Copy all lines below containing "它们产生了欧洲社会的新政治制度".

___ RECORD SET

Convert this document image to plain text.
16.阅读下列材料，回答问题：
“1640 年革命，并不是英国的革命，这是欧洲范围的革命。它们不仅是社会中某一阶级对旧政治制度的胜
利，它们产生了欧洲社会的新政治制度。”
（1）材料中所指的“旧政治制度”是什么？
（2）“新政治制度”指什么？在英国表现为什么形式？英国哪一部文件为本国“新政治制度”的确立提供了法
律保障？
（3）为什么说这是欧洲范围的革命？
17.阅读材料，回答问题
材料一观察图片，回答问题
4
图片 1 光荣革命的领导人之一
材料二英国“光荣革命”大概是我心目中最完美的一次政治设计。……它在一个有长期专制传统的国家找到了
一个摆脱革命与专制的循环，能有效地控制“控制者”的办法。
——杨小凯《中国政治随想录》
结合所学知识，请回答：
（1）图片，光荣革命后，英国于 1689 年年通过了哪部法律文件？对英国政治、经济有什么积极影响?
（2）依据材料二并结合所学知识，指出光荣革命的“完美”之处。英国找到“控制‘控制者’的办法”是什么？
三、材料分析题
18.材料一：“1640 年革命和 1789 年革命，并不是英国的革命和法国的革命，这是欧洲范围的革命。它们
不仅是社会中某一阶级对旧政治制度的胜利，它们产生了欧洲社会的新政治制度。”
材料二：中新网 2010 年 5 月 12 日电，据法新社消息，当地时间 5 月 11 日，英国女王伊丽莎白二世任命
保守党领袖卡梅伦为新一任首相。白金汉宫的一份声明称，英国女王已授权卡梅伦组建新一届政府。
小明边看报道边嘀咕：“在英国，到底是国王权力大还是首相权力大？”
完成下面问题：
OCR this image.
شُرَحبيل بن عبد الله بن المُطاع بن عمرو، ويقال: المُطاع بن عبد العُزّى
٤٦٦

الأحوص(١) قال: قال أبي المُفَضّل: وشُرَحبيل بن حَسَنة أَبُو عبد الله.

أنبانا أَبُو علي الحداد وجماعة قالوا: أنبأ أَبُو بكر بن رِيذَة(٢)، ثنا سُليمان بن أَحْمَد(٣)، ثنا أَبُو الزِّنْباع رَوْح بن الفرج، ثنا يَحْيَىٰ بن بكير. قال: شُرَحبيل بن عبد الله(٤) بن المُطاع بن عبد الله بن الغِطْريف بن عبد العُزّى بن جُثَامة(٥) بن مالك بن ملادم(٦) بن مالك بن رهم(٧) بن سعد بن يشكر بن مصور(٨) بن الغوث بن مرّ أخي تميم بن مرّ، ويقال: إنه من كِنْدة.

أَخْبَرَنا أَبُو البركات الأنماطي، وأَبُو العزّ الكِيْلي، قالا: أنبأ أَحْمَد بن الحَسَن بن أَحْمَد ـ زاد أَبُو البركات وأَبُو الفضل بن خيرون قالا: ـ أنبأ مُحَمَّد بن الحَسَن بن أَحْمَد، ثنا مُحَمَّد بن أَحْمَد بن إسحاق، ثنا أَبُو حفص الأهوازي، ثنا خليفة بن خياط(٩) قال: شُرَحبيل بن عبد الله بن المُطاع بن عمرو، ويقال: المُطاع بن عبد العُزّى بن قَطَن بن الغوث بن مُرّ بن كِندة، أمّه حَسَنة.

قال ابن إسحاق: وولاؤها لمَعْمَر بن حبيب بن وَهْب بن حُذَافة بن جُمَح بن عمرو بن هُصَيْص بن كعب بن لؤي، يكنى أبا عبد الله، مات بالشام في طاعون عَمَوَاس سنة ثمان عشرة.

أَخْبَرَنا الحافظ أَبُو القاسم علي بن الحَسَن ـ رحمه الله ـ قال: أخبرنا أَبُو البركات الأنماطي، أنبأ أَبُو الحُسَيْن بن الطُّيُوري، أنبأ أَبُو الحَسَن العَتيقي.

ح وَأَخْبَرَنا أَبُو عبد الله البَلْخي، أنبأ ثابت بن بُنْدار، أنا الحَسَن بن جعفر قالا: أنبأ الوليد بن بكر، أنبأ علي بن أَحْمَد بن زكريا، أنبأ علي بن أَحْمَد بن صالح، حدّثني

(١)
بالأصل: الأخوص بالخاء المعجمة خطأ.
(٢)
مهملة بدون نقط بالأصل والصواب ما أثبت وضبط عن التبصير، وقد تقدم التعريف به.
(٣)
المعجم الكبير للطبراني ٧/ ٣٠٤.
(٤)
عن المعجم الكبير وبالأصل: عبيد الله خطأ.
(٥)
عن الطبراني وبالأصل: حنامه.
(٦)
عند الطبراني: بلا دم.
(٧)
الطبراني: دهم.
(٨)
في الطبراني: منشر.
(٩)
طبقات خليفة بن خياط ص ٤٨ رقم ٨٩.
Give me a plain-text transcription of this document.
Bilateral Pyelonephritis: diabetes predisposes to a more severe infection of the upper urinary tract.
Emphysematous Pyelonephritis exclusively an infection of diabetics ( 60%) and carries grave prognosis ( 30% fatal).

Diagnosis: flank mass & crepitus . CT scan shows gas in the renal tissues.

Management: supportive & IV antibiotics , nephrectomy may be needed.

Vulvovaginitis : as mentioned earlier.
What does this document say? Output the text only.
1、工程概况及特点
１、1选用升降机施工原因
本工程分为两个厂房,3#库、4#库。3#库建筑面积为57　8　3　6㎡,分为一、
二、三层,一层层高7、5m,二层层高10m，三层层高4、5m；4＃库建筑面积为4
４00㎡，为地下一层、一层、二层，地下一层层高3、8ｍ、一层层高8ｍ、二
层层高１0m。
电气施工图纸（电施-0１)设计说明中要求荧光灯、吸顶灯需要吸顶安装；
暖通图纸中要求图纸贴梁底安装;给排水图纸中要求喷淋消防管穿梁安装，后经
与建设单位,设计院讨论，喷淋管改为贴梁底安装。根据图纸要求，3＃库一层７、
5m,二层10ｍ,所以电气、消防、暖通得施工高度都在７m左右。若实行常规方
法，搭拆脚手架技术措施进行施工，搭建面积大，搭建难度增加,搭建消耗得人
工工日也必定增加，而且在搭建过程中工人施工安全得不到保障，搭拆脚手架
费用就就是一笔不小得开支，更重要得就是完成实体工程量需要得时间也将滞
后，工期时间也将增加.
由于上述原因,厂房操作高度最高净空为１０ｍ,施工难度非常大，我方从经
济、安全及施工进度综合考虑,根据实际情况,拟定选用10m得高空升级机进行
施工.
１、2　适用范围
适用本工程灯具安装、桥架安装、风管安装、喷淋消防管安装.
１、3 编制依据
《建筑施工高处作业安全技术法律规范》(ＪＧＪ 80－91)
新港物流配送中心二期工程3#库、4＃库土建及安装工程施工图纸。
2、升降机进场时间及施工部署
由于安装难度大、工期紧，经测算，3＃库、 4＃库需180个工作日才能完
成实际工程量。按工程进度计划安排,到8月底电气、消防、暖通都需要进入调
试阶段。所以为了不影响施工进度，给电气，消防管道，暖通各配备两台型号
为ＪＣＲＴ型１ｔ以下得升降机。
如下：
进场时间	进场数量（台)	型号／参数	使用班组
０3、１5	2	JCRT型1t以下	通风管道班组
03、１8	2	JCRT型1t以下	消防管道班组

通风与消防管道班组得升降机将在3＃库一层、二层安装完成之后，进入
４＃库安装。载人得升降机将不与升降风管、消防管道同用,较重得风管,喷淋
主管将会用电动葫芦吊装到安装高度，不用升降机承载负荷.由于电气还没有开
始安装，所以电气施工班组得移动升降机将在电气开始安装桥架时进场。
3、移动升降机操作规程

______

● WRITTEN SOLUTION
利，它们产生了欧洲社会的新政治制度。”
不仅是社会中某一阶级对旧政治制度的胜利，它们产生了欧洲社会的新政治制度。”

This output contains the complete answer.